- _Aim 1_: Which countries does the passage on Southeast Asian hydrogen name as potential low-carbon hydrogen exporters that have published their strategies and publicized their objectives?

This article analyses Japan’s investments in the region and discusses how Japanese companies are not only investigating potential hydrogen imports from Southeast Asia but also exporting their technologies to develop low-carbon hydrogen and ammonia end-use.
Southeast Asia as a Hydrogen Supplier to Japan
Southeast Asia produces around 3 million metric tons of hydrogen, or 3 percent of global hydrogen production. It is mostly based on natural gas, given that the region’s largest hydrogen producers, such as Indonesia and Malaysia, are also major gas producers. In contrast to the many potential low-carbon hydrogen exporters that have published their strategies and publicized their objectives, such as Australia, Oman, Morocco, Namibia, or Chile, only one Southeast Asian country, Singapore, has published its hydrogen strategy.
Around half of the region’s projects or agreements announced publicly since 2020 originated from Japan (Table 1). However, most initiatives are still at the stage of memorandums of understanding and feasibility studies. Since the country is planning to import hydrogen, Japanese companies have been looking at various ways to transport hydrogen or its derivatives over long distances, using ammonia, liquid organic hydrogen carriers, liquid hydrogen, or e-methane.
Chiyoda and other Japanese companies have been testing the feasibility of using methylcyclohexane (MCH) as a hydrogen carrier from Brunei to refineries in Japan within the framework of the Advanced Hydrogen Energy Chain Association for Technology Development.[4] Additionally, Japanese petroleum company ENEOS is targeting final investment decision in 2023 on the first commercial-scale renewable hydrogen-to-MCH project in partnership with Malaysia’s Petronas that will supply hydrogen to ENOES’ refineries.[5]
Japanese companies have also signed agreements with Indonesian petrochemical company Panca Amara Utama[6] and with Malaysia’s Petronas to co-develop low-carbon ammonia and hydrogen production plants in Indonesia and Malaysia. These agreements aim at investigating ammonia and hydrogen production feasibility in each country, potentially as a first step in promoting exports to Japan. Meanwhile, Japanese expertise may also be used to transport renewable hydrogen or ammonia to Singapore.[7] Finally, Petronas is doing a feasibility study regarding transporting e-methane produced in Malaysia to Japan.[8]
There is, obviously, a difference between feasibility studies and concrete investments. Southeast Asia offers Japan the advantage of proximity and established relationships—between the region’s LNG champions and Japanese players—with potential to be active in hydrogen and ammonia. It remains to be seen whether hydrogen or its derivatives produced in Southeast Asia can be competitive against those produced elsewhere. According to the International Renewable Energy Agency, the region’s technical potential to produce renewable hydrogen at below $1.5 per kilogram by 2050 amounts to a mere 64 exajoules (EJ)—against 2,715 EJ in sub-Saharan Africa.[9] The region also boasts gas resources, which could be used to produce low-carbon hydrogen, provided that carbon capture and storage is developed as well. Hydrogen currently produced in some of these pilot projects uses unabated natural gas, and hence is not low-carbon hydrogen.

- _Data for the task_:
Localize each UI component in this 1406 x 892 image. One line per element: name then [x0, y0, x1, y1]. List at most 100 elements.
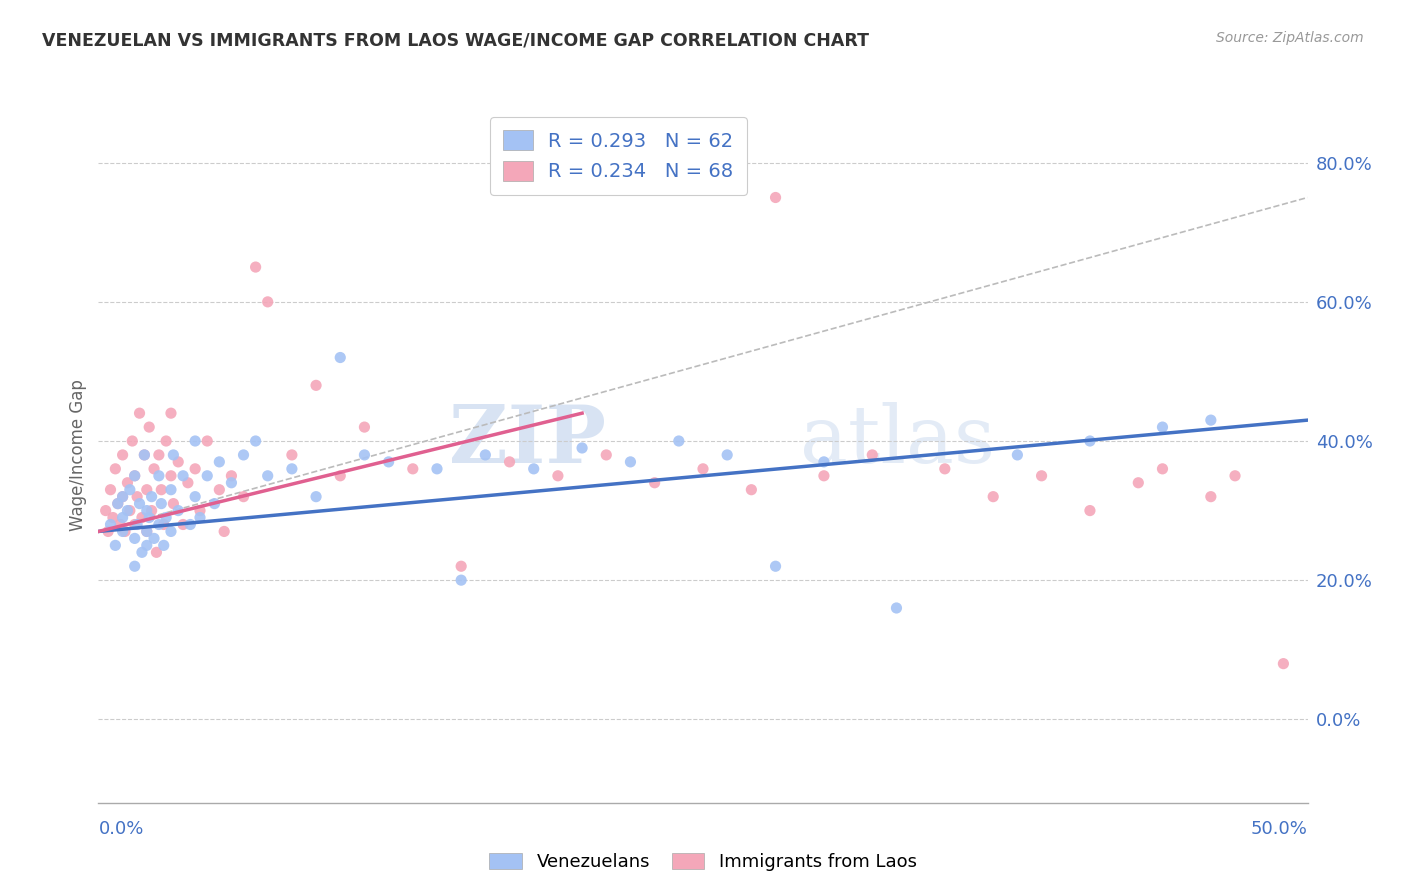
Point	[111, 448, 134, 462]
Point	[281, 448, 304, 462]
Point	[329, 468, 352, 483]
Point	[117, 503, 139, 517]
Point	[1152, 462, 1174, 476]
Point	[118, 503, 141, 517]
Point	[1199, 490, 1222, 504]
Point	[221, 475, 243, 490]
Y-axis label: Wage/Income Gap: Wage/Income Gap	[69, 379, 87, 531]
Point	[148, 468, 170, 483]
Point	[256, 468, 278, 483]
Point	[1152, 420, 1174, 434]
Point	[107, 497, 129, 511]
Point	[160, 524, 183, 539]
Point	[150, 497, 173, 511]
Point	[208, 483, 231, 497]
Point	[1199, 413, 1222, 427]
Point	[155, 434, 177, 448]
Point	[177, 475, 200, 490]
Point	[172, 468, 194, 483]
Point	[668, 434, 690, 448]
Point	[162, 448, 184, 462]
Point	[128, 406, 150, 420]
Point	[188, 510, 211, 524]
Point	[256, 294, 278, 309]
Point	[474, 448, 496, 462]
Point	[127, 517, 149, 532]
Point	[145, 545, 167, 559]
Point	[167, 503, 190, 517]
Point	[595, 448, 617, 462]
Point	[245, 434, 267, 448]
Point	[1007, 448, 1029, 462]
Point	[138, 510, 160, 524]
Point	[353, 420, 375, 434]
Point	[148, 448, 170, 462]
Point	[104, 538, 127, 552]
Point	[117, 475, 139, 490]
Legend: Venezuelans, Immigrants from Laos: Venezuelans, Immigrants from Laos	[482, 846, 924, 879]
Point	[305, 378, 328, 392]
Point	[765, 190, 787, 204]
Point	[765, 559, 787, 574]
Point	[100, 483, 122, 497]
Point	[124, 517, 146, 532]
Point	[184, 462, 207, 476]
Point	[94, 503, 117, 517]
Point	[1031, 468, 1053, 483]
Point	[232, 448, 254, 462]
Point	[135, 524, 157, 539]
Point	[172, 517, 194, 532]
Point	[305, 490, 328, 504]
Text: atlas: atlas	[800, 402, 995, 480]
Point	[1078, 503, 1101, 517]
Point	[128, 497, 150, 511]
Text: 50.0%: 50.0%	[1251, 821, 1308, 838]
Point	[498, 455, 520, 469]
Point	[716, 448, 738, 462]
Point	[155, 510, 177, 524]
Point	[141, 490, 163, 504]
Point	[108, 517, 131, 532]
Point	[160, 406, 183, 420]
Point	[1223, 468, 1246, 483]
Point	[813, 455, 835, 469]
Point	[143, 532, 166, 546]
Text: 0.0%: 0.0%	[98, 821, 143, 838]
Point	[402, 462, 425, 476]
Point	[860, 448, 883, 462]
Point	[195, 468, 218, 483]
Point	[813, 468, 835, 483]
Point	[523, 462, 546, 476]
Point	[134, 448, 156, 462]
Point	[934, 462, 956, 476]
Point	[131, 510, 153, 524]
Point	[134, 448, 156, 462]
Point	[124, 532, 146, 546]
Point	[135, 538, 157, 552]
Point	[184, 490, 207, 504]
Point	[184, 434, 207, 448]
Point	[124, 559, 146, 574]
Point	[160, 468, 183, 483]
Point	[232, 490, 254, 504]
Point	[195, 434, 218, 448]
Point	[571, 441, 593, 455]
Point	[131, 545, 153, 559]
Point	[152, 538, 174, 552]
Point	[547, 468, 569, 483]
Point	[162, 497, 184, 511]
Legend: R = 0.293   N = 62, R = 0.234   N = 68: R = 0.293 N = 62, R = 0.234 N = 68	[489, 117, 747, 194]
Point	[160, 483, 183, 497]
Point	[426, 462, 449, 476]
Point	[221, 468, 243, 483]
Point	[450, 573, 472, 587]
Point	[150, 483, 173, 497]
Point	[141, 503, 163, 517]
Point	[97, 524, 120, 539]
Point	[212, 524, 235, 539]
Point	[111, 524, 134, 539]
Point	[981, 490, 1004, 504]
Text: VENEZUELAN VS IMMIGRANTS FROM LAOS WAGE/INCOME GAP CORRELATION CHART: VENEZUELAN VS IMMIGRANTS FROM LAOS WAGE/…	[42, 31, 869, 49]
Point	[135, 483, 157, 497]
Point	[692, 462, 714, 476]
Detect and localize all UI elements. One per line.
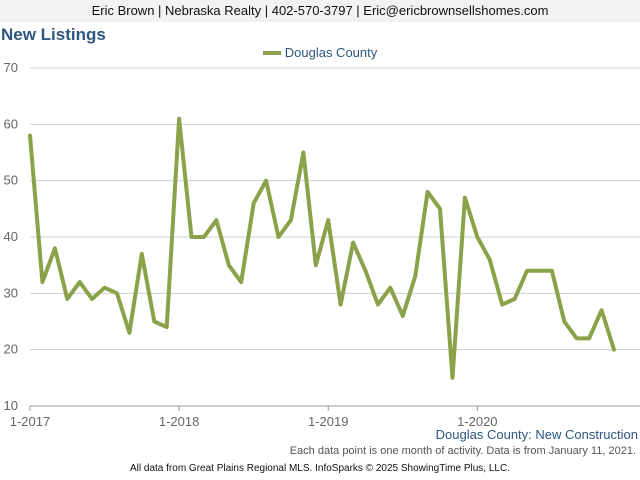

- _Aim 2_: Can you transcribe the lines of the listing, from the line containing "448, 134, 462]" through the line containing "413, 1222, 427]", with both of those lines included?

- _Problem solution 1_: Australia, Oman, Morocco, Namibia, Chile

- _Problem solution 2_:
Point	[111, 448, 134, 462]
Point	[281, 448, 304, 462]
Point	[329, 468, 352, 483]
Point	[117, 503, 139, 517]
Point	[1152, 462, 1174, 476]
Point	[118, 503, 141, 517]
Point	[1199, 490, 1222, 504]
Point	[221, 475, 243, 490]
Y-axis label: Wage/Income Gap: Wage/Income Gap	[69, 379, 87, 531]
Point	[148, 468, 170, 483]
Point	[256, 468, 278, 483]
Point	[1152, 420, 1174, 434]
Point	[107, 497, 129, 511]
Point	[160, 524, 183, 539]
Point	[150, 497, 173, 511]
Point	[208, 483, 231, 497]
Point	[1199, 413, 1222, 427]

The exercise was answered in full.